Lines containing the string "values" are to be counted. Write only how many there are.

Records for the task
•••

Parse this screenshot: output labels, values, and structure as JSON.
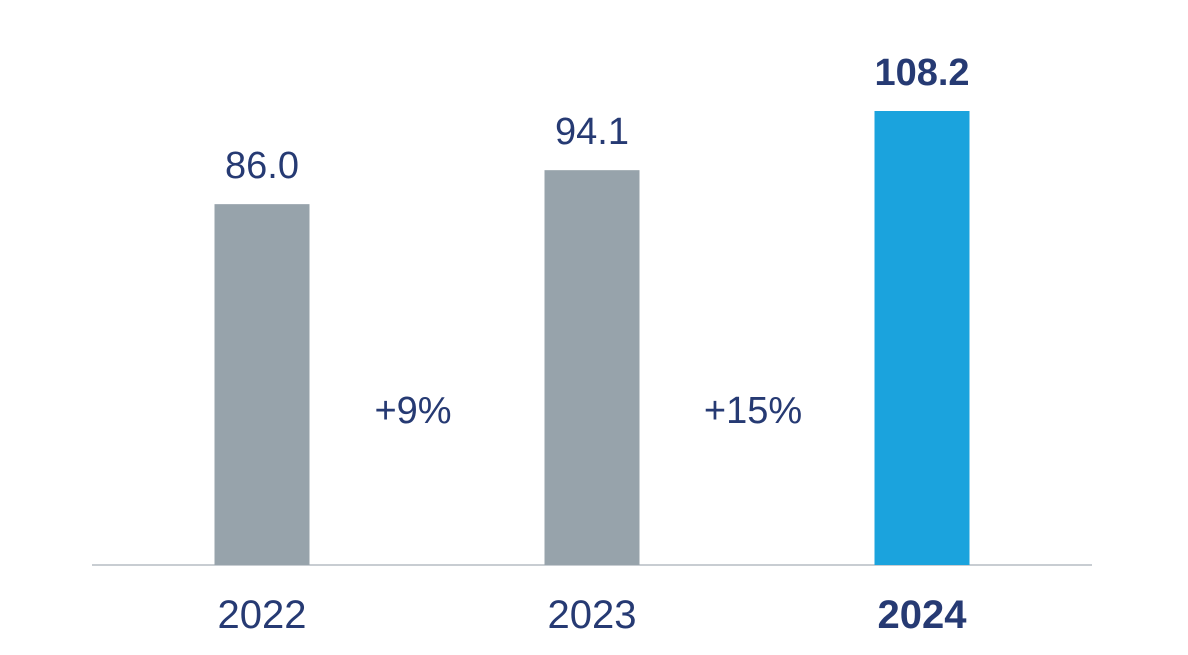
{
  "chart_data": {
    "type": "bar",
    "categories": [
      "2022",
      "2023",
      "2024"
    ],
    "values": [
      86.0,
      94.1,
      108.2
    ],
    "value_labels": [
      "86.0",
      "94.1",
      "108.2"
    ],
    "highlight_index": 2,
    "growth_labels": [
      "+9%",
      "+15%"
    ],
    "ylim": [
      0,
      108.2
    ],
    "grid": false,
    "legend": "none",
    "colors": {
      "bar": "#97a3ab",
      "highlight_bar": "#1ba3dd",
      "text": "#263a73",
      "axis": "#c8cdd2"
    }
  }
}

•••

Reply
2